Your objective: Leave out the pictures and repeat every record exactly.

Material:
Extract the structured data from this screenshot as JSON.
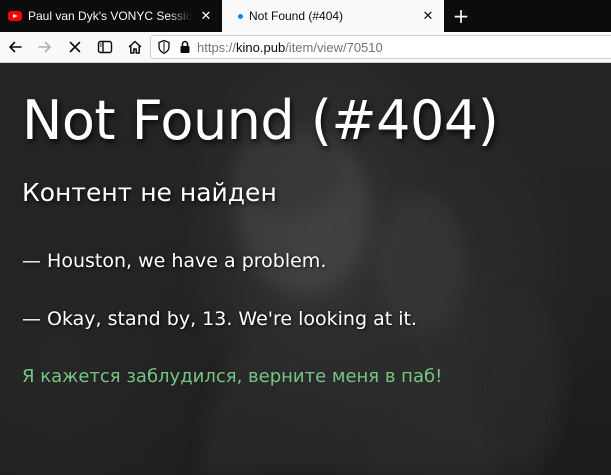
{
  "browser": {
    "tabs": [
      {
        "title": "Paul van Dyk's VONYC Sessions",
        "icon": "youtube-icon",
        "active": false
      },
      {
        "title": "Not Found (#404)",
        "icon": "loading-dot-icon",
        "active": true
      }
    ],
    "new_tab_symbol": "+",
    "close_symbol": "✕",
    "url": {
      "scheme": "https://",
      "host": "kino.pub",
      "path": "/item/view/70510"
    }
  },
  "page": {
    "heading": "Not Found (#404)",
    "subheading": "Контент не найден",
    "quote1": "— Houston, we have a problem.",
    "quote2": "— Okay, stand by, 13. We're looking at it.",
    "link_text": "Я кажется заблудился, верните меня в паб!"
  },
  "colors": {
    "link": "#76c585",
    "tab_accent": "#0a84ff",
    "youtube": "#ff0000"
  }
}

Solution for this problem:
Extract the structured data from this screenshot as JSON.
{
  "browser": {
    "tabs": [
      {
        "title": "Paul van Dyk's VONYC Sessions",
        "icon": "youtube-icon",
        "active": false
      },
      {
        "title": "Not Found (#404)",
        "icon": "loading-dot-icon",
        "active": true
      }
    ],
    "new_tab_symbol": "+",
    "close_symbol": "✕",
    "url": {
      "scheme": "https://",
      "host": "kino.pub",
      "path": "/item/view/70510"
    }
  },
  "page": {
    "heading": "Not Found (#404)",
    "subheading": "Контент не найден",
    "quote1": "— Houston, we have a problem.",
    "quote2": "— Okay, stand by, 13. We're looking at it.",
    "link_text": "Я кажется заблудился, верните меня в паб!"
  },
  "colors": {
    "link": "#76c585",
    "tab_accent": "#0a84ff",
    "youtube": "#ff0000"
  }
}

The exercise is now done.